What is needed » Can you transcribe every entry word for word, skipping the images?

Data extract »
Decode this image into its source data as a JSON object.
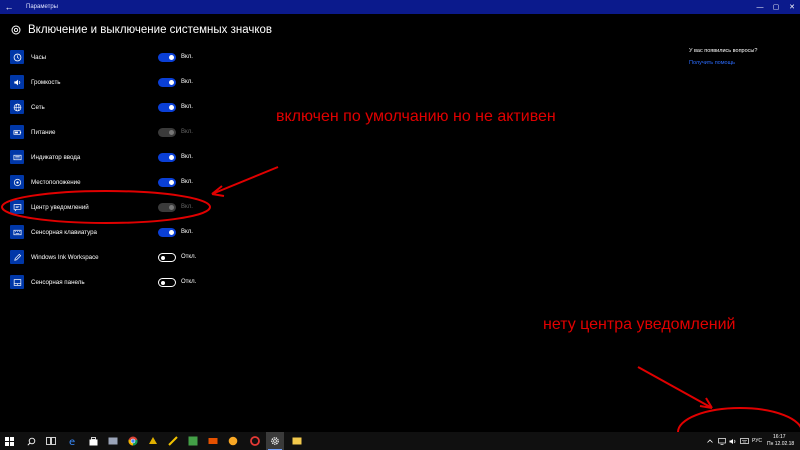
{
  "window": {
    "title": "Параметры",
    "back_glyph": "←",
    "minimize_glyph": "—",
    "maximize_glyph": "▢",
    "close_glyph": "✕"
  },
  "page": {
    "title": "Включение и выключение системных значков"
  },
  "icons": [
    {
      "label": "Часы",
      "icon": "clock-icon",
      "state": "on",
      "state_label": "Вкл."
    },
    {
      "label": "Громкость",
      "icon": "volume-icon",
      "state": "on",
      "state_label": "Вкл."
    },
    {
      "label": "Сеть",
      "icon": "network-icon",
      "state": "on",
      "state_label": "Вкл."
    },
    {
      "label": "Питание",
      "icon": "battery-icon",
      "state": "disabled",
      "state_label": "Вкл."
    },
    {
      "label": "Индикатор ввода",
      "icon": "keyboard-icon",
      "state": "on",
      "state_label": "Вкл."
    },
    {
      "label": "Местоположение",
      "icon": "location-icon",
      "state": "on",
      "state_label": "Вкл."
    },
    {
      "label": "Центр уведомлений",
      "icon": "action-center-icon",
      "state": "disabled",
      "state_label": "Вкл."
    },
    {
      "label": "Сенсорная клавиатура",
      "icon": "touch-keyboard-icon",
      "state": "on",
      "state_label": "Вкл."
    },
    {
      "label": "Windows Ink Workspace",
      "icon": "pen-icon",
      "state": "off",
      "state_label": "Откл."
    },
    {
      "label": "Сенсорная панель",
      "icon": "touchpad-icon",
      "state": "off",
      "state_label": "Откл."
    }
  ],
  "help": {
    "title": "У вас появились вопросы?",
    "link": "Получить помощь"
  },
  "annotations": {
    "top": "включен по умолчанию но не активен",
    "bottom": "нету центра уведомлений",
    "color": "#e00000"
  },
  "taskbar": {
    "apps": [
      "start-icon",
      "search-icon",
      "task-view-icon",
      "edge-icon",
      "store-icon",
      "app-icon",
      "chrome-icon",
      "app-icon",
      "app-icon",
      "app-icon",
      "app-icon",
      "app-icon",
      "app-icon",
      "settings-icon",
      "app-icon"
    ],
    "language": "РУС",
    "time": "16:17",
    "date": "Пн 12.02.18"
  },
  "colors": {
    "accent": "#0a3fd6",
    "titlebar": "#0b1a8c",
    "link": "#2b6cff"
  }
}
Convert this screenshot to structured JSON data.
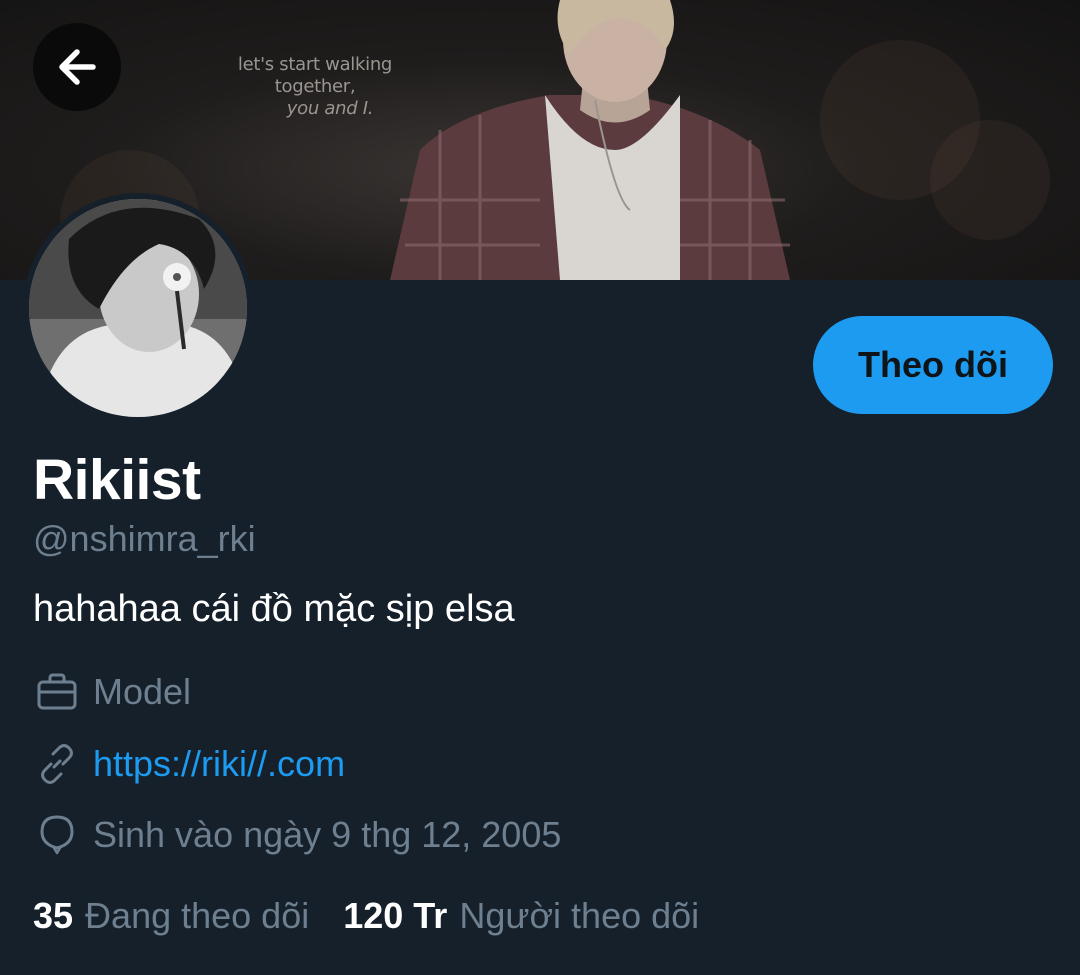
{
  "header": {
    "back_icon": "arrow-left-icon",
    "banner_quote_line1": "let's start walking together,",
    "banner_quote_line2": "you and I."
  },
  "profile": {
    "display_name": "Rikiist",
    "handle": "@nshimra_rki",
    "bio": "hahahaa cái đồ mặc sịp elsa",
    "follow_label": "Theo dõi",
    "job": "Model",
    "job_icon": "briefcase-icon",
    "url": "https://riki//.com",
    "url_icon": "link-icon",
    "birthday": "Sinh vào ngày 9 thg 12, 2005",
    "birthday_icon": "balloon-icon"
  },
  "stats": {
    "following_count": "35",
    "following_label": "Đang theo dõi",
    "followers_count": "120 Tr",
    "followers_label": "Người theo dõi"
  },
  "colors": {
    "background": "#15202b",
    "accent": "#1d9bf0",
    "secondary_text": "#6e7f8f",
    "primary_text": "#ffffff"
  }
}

Problem solution »
Decode this image into its source data as a JSON object.
{
  "window": {
    "title": "Параметры",
    "back_glyph": "←",
    "minimize_glyph": "—",
    "maximize_glyph": "▢",
    "close_glyph": "✕"
  },
  "page": {
    "title": "Включение и выключение системных значков"
  },
  "icons": [
    {
      "label": "Часы",
      "icon": "clock-icon",
      "state": "on",
      "state_label": "Вкл."
    },
    {
      "label": "Громкость",
      "icon": "volume-icon",
      "state": "on",
      "state_label": "Вкл."
    },
    {
      "label": "Сеть",
      "icon": "network-icon",
      "state": "on",
      "state_label": "Вкл."
    },
    {
      "label": "Питание",
      "icon": "battery-icon",
      "state": "disabled",
      "state_label": "Вкл."
    },
    {
      "label": "Индикатор ввода",
      "icon": "keyboard-icon",
      "state": "on",
      "state_label": "Вкл."
    },
    {
      "label": "Местоположение",
      "icon": "location-icon",
      "state": "on",
      "state_label": "Вкл."
    },
    {
      "label": "Центр уведомлений",
      "icon": "action-center-icon",
      "state": "disabled",
      "state_label": "Вкл."
    },
    {
      "label": "Сенсорная клавиатура",
      "icon": "touch-keyboard-icon",
      "state": "on",
      "state_label": "Вкл."
    },
    {
      "label": "Windows Ink Workspace",
      "icon": "pen-icon",
      "state": "off",
      "state_label": "Откл."
    },
    {
      "label": "Сенсорная панель",
      "icon": "touchpad-icon",
      "state": "off",
      "state_label": "Откл."
    }
  ],
  "help": {
    "title": "У вас появились вопросы?",
    "link": "Получить помощь"
  },
  "annotations": {
    "top": "включен по умолчанию но не активен",
    "bottom": "нету центра уведомлений",
    "color": "#e00000"
  },
  "taskbar": {
    "apps": [
      "start-icon",
      "search-icon",
      "task-view-icon",
      "edge-icon",
      "store-icon",
      "app-icon",
      "chrome-icon",
      "app-icon",
      "app-icon",
      "app-icon",
      "app-icon",
      "app-icon",
      "app-icon",
      "settings-icon",
      "app-icon"
    ],
    "language": "РУС",
    "time": "16:17",
    "date": "Пн 12.02.18"
  },
  "colors": {
    "accent": "#0a3fd6",
    "titlebar": "#0b1a8c",
    "link": "#2b6cff"
  }
}
Convert this screenshot to structured JSON data.
{
  "header": {
    "back_icon": "arrow-left-icon",
    "banner_quote_line1": "let's start walking together,",
    "banner_quote_line2": "you and I."
  },
  "profile": {
    "display_name": "Rikiist",
    "handle": "@nshimra_rki",
    "bio": "hahahaa cái đồ mặc sịp elsa",
    "follow_label": "Theo dõi",
    "job": "Model",
    "job_icon": "briefcase-icon",
    "url": "https://riki//.com",
    "url_icon": "link-icon",
    "birthday": "Sinh vào ngày 9 thg 12, 2005",
    "birthday_icon": "balloon-icon"
  },
  "stats": {
    "following_count": "35",
    "following_label": "Đang theo dõi",
    "followers_count": "120 Tr",
    "followers_label": "Người theo dõi"
  },
  "colors": {
    "background": "#15202b",
    "accent": "#1d9bf0",
    "secondary_text": "#6e7f8f",
    "primary_text": "#ffffff"
  }
}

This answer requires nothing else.